YOUR INSTRUCTIONS: Go through the lines below and copy each one that holds the string "JSON".

SUPPLIED DATA:
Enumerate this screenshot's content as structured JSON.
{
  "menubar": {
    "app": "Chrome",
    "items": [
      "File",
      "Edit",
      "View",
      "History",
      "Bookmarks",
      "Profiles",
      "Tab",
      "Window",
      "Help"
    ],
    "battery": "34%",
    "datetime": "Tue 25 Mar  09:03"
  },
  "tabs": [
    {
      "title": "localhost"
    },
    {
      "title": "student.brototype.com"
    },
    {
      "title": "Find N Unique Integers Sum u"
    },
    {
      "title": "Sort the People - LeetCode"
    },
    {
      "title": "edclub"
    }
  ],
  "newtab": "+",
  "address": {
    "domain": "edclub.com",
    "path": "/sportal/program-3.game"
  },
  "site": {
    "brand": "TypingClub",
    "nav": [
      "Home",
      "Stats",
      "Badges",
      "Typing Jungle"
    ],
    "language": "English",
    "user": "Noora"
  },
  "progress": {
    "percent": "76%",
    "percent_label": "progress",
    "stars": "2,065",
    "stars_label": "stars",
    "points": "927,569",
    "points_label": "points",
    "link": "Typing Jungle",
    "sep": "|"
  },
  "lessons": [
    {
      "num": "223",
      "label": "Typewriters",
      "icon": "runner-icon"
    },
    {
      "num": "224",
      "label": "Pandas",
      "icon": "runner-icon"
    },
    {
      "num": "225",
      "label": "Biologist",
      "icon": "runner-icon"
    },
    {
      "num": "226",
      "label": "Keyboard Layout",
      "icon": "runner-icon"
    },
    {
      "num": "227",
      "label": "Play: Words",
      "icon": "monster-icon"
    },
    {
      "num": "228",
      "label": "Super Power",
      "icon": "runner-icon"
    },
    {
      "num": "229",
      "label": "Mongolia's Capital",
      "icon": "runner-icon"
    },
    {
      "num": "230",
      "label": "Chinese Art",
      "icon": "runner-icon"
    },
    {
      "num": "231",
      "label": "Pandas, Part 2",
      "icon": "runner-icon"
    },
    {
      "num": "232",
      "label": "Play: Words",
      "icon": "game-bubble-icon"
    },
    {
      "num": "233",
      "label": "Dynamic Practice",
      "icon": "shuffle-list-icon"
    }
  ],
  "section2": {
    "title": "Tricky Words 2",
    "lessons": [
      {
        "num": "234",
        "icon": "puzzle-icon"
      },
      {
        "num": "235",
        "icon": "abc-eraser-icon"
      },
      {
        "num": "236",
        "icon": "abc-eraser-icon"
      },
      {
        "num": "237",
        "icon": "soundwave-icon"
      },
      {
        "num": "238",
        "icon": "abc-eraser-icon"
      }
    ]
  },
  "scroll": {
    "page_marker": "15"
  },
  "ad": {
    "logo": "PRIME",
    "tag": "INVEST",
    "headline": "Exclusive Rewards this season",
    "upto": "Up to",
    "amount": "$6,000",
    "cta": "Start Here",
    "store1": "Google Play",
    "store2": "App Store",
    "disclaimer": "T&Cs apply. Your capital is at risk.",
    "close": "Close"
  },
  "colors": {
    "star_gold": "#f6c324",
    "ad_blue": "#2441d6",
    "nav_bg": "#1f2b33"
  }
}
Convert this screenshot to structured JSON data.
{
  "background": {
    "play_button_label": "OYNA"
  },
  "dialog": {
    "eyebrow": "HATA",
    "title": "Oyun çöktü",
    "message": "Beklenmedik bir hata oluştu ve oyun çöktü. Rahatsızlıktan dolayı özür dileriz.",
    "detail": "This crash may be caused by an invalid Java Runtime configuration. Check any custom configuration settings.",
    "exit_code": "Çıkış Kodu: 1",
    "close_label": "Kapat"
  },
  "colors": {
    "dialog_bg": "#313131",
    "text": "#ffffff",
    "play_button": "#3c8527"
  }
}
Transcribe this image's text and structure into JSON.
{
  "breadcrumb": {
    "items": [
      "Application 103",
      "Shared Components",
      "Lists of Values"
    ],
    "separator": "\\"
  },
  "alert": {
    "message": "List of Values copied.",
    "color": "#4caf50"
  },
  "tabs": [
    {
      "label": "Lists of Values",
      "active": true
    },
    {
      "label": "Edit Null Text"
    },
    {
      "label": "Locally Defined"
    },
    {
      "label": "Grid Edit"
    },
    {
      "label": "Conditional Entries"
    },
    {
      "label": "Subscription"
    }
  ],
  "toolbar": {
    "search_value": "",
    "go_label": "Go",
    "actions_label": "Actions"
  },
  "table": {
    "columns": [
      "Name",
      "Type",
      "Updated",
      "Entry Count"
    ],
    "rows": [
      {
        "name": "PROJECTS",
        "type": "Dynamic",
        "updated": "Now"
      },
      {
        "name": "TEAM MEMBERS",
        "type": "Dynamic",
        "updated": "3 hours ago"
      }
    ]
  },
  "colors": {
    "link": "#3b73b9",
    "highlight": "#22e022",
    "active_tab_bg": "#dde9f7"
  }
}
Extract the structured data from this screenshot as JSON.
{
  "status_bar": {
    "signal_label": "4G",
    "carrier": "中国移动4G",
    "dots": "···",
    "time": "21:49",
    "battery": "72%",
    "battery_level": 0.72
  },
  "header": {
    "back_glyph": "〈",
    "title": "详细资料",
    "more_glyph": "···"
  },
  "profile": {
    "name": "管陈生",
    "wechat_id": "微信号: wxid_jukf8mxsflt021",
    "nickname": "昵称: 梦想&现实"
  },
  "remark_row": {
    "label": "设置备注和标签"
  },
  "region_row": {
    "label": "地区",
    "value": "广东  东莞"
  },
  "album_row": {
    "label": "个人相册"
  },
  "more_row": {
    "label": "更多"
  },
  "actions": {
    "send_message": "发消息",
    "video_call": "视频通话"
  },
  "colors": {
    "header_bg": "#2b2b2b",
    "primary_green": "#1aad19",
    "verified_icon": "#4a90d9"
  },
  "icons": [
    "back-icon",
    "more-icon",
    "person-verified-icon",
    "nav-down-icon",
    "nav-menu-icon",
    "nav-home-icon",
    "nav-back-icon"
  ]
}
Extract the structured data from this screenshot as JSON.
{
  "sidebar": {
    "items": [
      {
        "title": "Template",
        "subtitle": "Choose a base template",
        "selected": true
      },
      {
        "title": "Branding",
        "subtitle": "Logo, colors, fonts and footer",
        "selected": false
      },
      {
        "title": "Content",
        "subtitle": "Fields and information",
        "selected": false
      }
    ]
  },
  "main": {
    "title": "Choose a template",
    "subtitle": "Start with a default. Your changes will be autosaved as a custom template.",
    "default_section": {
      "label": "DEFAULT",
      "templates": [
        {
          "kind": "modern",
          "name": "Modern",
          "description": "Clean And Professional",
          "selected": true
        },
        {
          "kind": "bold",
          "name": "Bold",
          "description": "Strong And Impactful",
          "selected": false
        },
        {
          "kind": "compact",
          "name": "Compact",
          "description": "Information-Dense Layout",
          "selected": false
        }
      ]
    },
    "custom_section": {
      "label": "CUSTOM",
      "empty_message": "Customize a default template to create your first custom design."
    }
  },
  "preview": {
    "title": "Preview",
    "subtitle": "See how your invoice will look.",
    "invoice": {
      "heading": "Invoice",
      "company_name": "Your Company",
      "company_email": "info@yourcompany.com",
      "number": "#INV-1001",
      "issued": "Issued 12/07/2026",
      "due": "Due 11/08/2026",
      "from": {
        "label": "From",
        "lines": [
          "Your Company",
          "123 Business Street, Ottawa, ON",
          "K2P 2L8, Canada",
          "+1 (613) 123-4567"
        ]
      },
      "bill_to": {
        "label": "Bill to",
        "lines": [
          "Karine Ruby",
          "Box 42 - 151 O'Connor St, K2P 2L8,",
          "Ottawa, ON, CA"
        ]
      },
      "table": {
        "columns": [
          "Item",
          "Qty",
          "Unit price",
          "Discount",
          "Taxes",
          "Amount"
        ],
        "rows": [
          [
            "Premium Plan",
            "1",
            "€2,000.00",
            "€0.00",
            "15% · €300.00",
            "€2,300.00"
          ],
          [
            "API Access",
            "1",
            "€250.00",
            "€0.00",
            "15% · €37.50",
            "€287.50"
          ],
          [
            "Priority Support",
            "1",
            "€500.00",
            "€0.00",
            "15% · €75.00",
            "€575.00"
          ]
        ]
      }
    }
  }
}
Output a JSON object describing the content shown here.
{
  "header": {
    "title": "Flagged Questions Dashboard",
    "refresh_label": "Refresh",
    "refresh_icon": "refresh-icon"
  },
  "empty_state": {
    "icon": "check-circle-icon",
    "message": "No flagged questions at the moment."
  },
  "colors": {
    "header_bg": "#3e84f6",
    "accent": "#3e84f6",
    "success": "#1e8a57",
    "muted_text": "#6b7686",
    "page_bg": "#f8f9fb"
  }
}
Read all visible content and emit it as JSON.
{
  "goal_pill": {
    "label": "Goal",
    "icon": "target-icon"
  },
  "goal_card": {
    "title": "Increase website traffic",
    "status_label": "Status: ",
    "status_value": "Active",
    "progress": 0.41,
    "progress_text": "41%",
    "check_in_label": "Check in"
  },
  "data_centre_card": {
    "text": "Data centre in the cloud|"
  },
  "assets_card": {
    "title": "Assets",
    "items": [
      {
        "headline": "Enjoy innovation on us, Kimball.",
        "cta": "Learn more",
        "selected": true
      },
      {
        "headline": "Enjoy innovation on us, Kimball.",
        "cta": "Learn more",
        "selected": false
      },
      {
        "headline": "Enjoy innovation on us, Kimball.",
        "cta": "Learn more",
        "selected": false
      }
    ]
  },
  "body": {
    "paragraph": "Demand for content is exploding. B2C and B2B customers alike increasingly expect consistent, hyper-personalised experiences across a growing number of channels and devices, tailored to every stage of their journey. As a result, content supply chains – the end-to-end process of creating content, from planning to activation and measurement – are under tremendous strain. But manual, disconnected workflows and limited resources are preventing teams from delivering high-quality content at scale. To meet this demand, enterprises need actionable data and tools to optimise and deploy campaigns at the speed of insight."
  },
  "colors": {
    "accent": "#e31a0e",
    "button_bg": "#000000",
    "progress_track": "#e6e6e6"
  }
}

ANSWER FOR THIS EXERCISE:
Enumerate this screenshot's content as structured JSON.
Convert this screenshot to structured JSON data.
Transcribe this image's text and structure into JSON.
Extract the structured data from this screenshot as JSON.
Extract the structured data from this screenshot as JSON.
Output a JSON object describing the content shown here.
Read all visible content and emit it as JSON.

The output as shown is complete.